Your instructions: Please quote every line word for word.

----

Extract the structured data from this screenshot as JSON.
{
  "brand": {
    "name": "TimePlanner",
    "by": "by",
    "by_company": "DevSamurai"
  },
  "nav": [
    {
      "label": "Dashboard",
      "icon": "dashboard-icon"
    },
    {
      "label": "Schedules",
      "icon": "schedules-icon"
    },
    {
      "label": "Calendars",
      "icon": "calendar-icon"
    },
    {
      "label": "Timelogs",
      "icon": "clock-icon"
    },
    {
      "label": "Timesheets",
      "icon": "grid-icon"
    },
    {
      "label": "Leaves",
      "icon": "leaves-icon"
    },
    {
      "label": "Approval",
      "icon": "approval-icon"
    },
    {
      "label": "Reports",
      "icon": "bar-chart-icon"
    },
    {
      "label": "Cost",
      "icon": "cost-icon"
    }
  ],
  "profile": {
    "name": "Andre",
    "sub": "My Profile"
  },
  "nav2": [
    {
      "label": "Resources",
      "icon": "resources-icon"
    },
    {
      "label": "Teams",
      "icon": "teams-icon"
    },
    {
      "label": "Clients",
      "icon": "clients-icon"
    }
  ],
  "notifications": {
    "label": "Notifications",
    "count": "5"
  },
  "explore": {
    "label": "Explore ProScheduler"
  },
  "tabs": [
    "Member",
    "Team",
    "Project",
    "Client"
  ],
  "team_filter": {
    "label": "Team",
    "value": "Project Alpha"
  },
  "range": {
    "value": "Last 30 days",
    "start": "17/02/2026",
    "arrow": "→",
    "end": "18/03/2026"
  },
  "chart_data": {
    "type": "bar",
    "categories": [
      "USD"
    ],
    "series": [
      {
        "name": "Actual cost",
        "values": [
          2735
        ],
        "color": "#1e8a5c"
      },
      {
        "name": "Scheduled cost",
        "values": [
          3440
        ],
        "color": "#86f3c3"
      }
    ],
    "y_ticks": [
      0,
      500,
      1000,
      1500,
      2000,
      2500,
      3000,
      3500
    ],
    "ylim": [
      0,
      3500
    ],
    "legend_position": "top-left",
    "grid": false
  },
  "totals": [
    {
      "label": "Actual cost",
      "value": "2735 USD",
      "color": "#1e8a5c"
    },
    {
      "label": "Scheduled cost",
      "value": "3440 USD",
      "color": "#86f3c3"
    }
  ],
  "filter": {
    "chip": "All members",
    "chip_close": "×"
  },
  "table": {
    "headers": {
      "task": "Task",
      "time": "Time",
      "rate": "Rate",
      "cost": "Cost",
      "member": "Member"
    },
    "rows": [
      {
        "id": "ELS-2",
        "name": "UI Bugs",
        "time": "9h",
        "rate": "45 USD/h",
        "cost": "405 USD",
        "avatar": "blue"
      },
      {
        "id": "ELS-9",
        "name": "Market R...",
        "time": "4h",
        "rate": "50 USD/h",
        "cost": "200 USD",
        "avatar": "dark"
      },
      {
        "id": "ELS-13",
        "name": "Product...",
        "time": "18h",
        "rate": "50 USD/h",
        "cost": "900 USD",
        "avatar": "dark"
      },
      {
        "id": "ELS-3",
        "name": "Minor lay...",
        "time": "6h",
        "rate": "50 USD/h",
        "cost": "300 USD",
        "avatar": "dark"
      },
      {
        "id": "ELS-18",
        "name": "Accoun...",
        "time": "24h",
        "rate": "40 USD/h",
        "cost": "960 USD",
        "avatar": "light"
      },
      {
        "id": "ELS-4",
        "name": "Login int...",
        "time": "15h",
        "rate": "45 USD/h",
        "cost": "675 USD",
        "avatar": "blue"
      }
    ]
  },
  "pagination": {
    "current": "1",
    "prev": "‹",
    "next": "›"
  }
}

----

Complete output:
Extract the structured data from this screenshot as JSON.
{
  "brand": {
    "name": "TimePlanner",
    "by": "by",
    "by_company": "DevSamurai"
  },
  "nav": [
    {
      "label": "Dashboard",
      "icon": "dashboard-icon"
    },
    {
      "label": "Schedules",
      "icon": "schedules-icon"
    },
    {
      "label": "Calendars",
      "icon": "calendar-icon"
    },
    {
      "label": "Timelogs",
      "icon": "clock-icon"
    },
    {
      "label": "Timesheets",
      "icon": "grid-icon"
    },
    {
      "label": "Leaves",
      "icon": "leaves-icon"
    },
    {
      "label": "Approval",
      "icon": "approval-icon"
    },
    {
      "label": "Reports",
      "icon": "bar-chart-icon"
    },
    {
      "label": "Cost",
      "icon": "cost-icon"
    }
  ],
  "profile": {
    "name": "Andre",
    "sub": "My Profile"
  },
  "nav2": [
    {
      "label": "Resources",
      "icon": "resources-icon"
    },
    {
      "label": "Teams",
      "icon": "teams-icon"
    },
    {
      "label": "Clients",
      "icon": "clients-icon"
    }
  ],
  "notifications": {
    "label": "Notifications",
    "count": "5"
  },
  "explore": {
    "label": "Explore ProScheduler"
  },
  "tabs": [
    "Member",
    "Team",
    "Project",
    "Client"
  ],
  "team_filter": {
    "label": "Team",
    "value": "Project Alpha"
  },
  "range": {
    "value": "Last 30 days",
    "start": "17/02/2026",
    "arrow": "→",
    "end": "18/03/2026"
  },
  "chart_data": {
    "type": "bar",
    "categories": [
      "USD"
    ],
    "series": [
      {
        "name": "Actual cost",
        "values": [
          2735
        ],
        "color": "#1e8a5c"
      },
      {
        "name": "Scheduled cost",
        "values": [
          3440
        ],
        "color": "#86f3c3"
      }
    ],
    "y_ticks": [
      0,
      500,
      1000,
      1500,
      2000,
      2500,
      3000,
      3500
    ],
    "ylim": [
      0,
      3500
    ],
    "legend_position": "top-left",
    "grid": false
  },
  "totals": [
    {
      "label": "Actual cost",
      "value": "2735 USD",
      "color": "#1e8a5c"
    },
    {
      "label": "Scheduled cost",
      "value": "3440 USD",
      "color": "#86f3c3"
    }
  ],
  "filter": {
    "chip": "All members",
    "chip_close": "×"
  },
  "table": {
    "headers": {
      "task": "Task",
      "time": "Time",
      "rate": "Rate",
      "cost": "Cost",
      "member": "Member"
    },
    "rows": [
      {
        "id": "ELS-2",
        "name": "UI Bugs",
        "time": "9h",
        "rate": "45 USD/h",
        "cost": "405 USD",
        "avatar": "blue"
      },
      {
        "id": "ELS-9",
        "name": "Market R...",
        "time": "4h",
        "rate": "50 USD/h",
        "cost": "200 USD",
        "avatar": "dark"
      },
      {
        "id": "ELS-13",
        "name": "Product...",
        "time": "18h",
        "rate": "50 USD/h",
        "cost": "900 USD",
        "avatar": "dark"
      },
      {
        "id": "ELS-3",
        "name": "Minor lay...",
        "time": "6h",
        "rate": "50 USD/h",
        "cost": "300 USD",
        "avatar": "dark"
      },
      {
        "id": "ELS-18",
        "name": "Accoun...",
        "time": "24h",
        "rate": "40 USD/h",
        "cost": "960 USD",
        "avatar": "light"
      },
      {
        "id": "ELS-4",
        "name": "Login int...",
        "time": "15h",
        "rate": "45 USD/h",
        "cost": "675 USD",
        "avatar": "blue"
      }
    ]
  },
  "pagination": {
    "current": "1",
    "prev": "‹",
    "next": "›"
  }
}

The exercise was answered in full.